# DATASET RECORDS start

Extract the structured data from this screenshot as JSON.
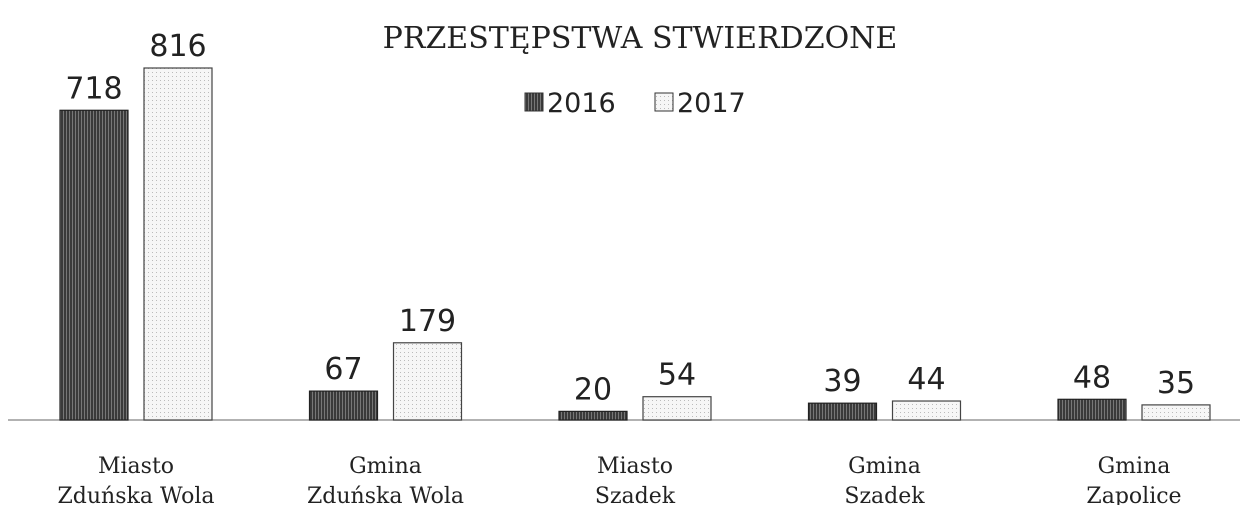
{
  "chart_data": {
    "type": "bar",
    "title": "PRZESTĘPSTWA STWIERDZONE",
    "categories": [
      [
        "Miasto",
        "Zduńska Wola"
      ],
      [
        "Gmina",
        "Zduńska Wola"
      ],
      [
        "Miasto",
        "Szadek"
      ],
      [
        "Gmina",
        "Szadek"
      ],
      [
        "Gmina",
        "Zapolice"
      ]
    ],
    "series": [
      {
        "name": "2016",
        "color": "#3a3a3a",
        "values": [
          718,
          67,
          20,
          39,
          48
        ]
      },
      {
        "name": "2017",
        "color": "#f2f2f2",
        "values": [
          816,
          179,
          54,
          44,
          35
        ]
      }
    ],
    "legend": "top"
  }
}
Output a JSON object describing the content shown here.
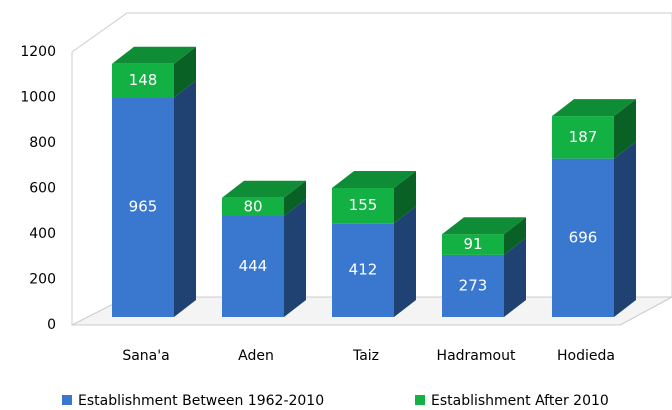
{
  "chart_data": {
    "type": "bar3d_stacked",
    "categories": [
      "Sana'a",
      "Aden",
      "Taiz",
      "Hadramout",
      "Hodieda"
    ],
    "series": [
      {
        "name": "Establishment Between 1962-2010",
        "color": "#3a78d0",
        "values": [
          965,
          444,
          412,
          273,
          696
        ]
      },
      {
        "name": "Establishment After 2010",
        "color": "#13b043",
        "values": [
          148,
          80,
          155,
          91,
          187
        ]
      }
    ],
    "ylim": [
      0,
      1200
    ],
    "yticks": [
      0,
      200,
      400,
      600,
      800,
      1000,
      1200
    ],
    "grid": false,
    "legend": "bottom"
  }
}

# DATASET RECORDS end

_WHAT IS REQUIRED_.
Find every line in the records above that holds the word "name", and copy each one.

_THE SOLUTION_.
        "name": "2016",
        "name": "2017",
        "name": "Establishment Between 1962-2010",
        "name": "Establishment After 2010",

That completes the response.